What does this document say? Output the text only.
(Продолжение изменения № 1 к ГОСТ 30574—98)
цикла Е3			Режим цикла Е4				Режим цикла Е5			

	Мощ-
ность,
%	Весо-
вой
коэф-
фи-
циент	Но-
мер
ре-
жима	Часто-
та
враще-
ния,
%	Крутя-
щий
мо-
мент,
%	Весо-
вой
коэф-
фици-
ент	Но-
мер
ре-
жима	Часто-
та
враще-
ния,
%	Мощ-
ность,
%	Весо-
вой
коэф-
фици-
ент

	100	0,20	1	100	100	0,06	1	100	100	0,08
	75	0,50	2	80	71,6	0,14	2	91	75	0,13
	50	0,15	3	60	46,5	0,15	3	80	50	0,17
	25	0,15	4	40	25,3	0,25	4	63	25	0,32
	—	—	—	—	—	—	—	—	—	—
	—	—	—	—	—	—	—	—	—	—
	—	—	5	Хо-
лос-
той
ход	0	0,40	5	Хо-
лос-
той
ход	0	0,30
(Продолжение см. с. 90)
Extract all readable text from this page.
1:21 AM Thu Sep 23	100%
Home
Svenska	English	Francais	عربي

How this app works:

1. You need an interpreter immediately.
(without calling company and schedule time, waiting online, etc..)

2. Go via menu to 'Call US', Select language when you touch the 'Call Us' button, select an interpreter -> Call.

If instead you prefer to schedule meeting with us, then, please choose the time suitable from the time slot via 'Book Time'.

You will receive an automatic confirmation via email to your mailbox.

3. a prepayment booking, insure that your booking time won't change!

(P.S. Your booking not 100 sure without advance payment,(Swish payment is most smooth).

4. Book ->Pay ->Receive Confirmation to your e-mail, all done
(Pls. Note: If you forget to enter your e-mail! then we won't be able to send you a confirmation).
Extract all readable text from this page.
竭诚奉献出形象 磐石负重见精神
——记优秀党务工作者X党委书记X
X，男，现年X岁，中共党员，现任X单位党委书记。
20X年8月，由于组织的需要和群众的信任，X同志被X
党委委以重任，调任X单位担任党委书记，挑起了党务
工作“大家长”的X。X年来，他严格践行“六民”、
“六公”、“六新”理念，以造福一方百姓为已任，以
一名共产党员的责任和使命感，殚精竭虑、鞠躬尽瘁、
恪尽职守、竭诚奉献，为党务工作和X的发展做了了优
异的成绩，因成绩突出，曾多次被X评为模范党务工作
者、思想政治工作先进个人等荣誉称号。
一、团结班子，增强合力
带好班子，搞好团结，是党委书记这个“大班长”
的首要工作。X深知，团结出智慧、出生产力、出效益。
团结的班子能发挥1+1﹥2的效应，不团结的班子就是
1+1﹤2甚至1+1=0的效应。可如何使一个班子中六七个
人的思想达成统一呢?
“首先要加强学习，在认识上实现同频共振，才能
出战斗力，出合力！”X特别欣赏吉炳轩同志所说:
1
═══
- CHALLENGE
Write out every entry word for word.

- SOLUTION
What does this document say? Output the text only.
(Продолжение изменения № 1 к ГОСТ 30574—98)
цикла Е3			Режим цикла Е4				Режим цикла Е5			

	Мощ-
ность,
%	Весо-
вой
коэф-
фи-
циент	Но-
мер
ре-
жима	Часто-
та
враще-
ния,
%	Крутя-
щий
мо-
мент,
%	Весо-
вой
коэф-
фици-
ент	Но-
мер
ре-
жима	Часто-
та
враще-
ния,
%	Мощ-
ность,
%	Весо-
вой
коэф-
фици-
ент

	100	0,20	1	100	100	0,06	1	100	100	0,08
	75	0,50	2	80	71,6	0,14	2	91	75	0,13
	50	0,15	3	60	46,5	0,15	3	80	50	0,17
	25	0,15	4	40	25,3	0,25	4	63	25	0,32
	—	—	—	—	—	—	—	—	—	—
	—	—	—	—	—	—	—	—	—	—
	—	—	5	Хо-
лос-
той
ход	0	0,40	5	Хо-
лос-
той
ход	0	0,30
(Продолжение см. с. 90)
Extract all readable text from this page.
1:21 AM Thu Sep 23	100%
Home
Svenska	English	Francais	عربي

How this app works:

1. You need an interpreter immediately.
(without calling company and schedule time, waiting online, etc..)

2. Go via menu to 'Call US', Select language when you touch the 'Call Us' button, select an interpreter -> Call.

If instead you prefer to schedule meeting with us, then, please choose the time suitable from the time slot via 'Book Time'.

You will receive an automatic confirmation via email to your mailbox.

3. a prepayment booking, insure that your booking time won't change!

(P.S. Your booking not 100 sure without advance payment,(Swish payment is most smooth).

4. Book ->Pay ->Receive Confirmation to your e-mail, all done
(Pls. Note: If you forget to enter your e-mail! then we won't be able to send you a confirmation).
Extract all readable text from this page.
竭诚奉献出形象 磐石负重见精神
——记优秀党务工作者X党委书记X
X，男，现年X岁，中共党员，现任X单位党委书记。
20X年8月，由于组织的需要和群众的信任，X同志被X
党委委以重任，调任X单位担任党委书记，挑起了党务
工作“大家长”的X。X年来，他严格践行“六民”、
“六公”、“六新”理念，以造福一方百姓为已任，以
一名共产党员的责任和使命感，殚精竭虑、鞠躬尽瘁、
恪尽职守、竭诚奉献，为党务工作和X的发展做了了优
异的成绩，因成绩突出，曾多次被X评为模范党务工作
者、思想政治工作先进个人等荣誉称号。
一、团结班子，增强合力
带好班子，搞好团结，是党委书记这个“大班长”
的首要工作。X深知，团结出智慧、出生产力、出效益。
团结的班子能发挥1+1﹥2的效应，不团结的班子就是
1+1﹤2甚至1+1=0的效应。可如何使一个班子中六七个
人的思想达成统一呢?
“首先要加强学习，在认识上实现同频共振，才能
出战斗力，出合力！”X特别欣赏吉炳轩同志所说:
1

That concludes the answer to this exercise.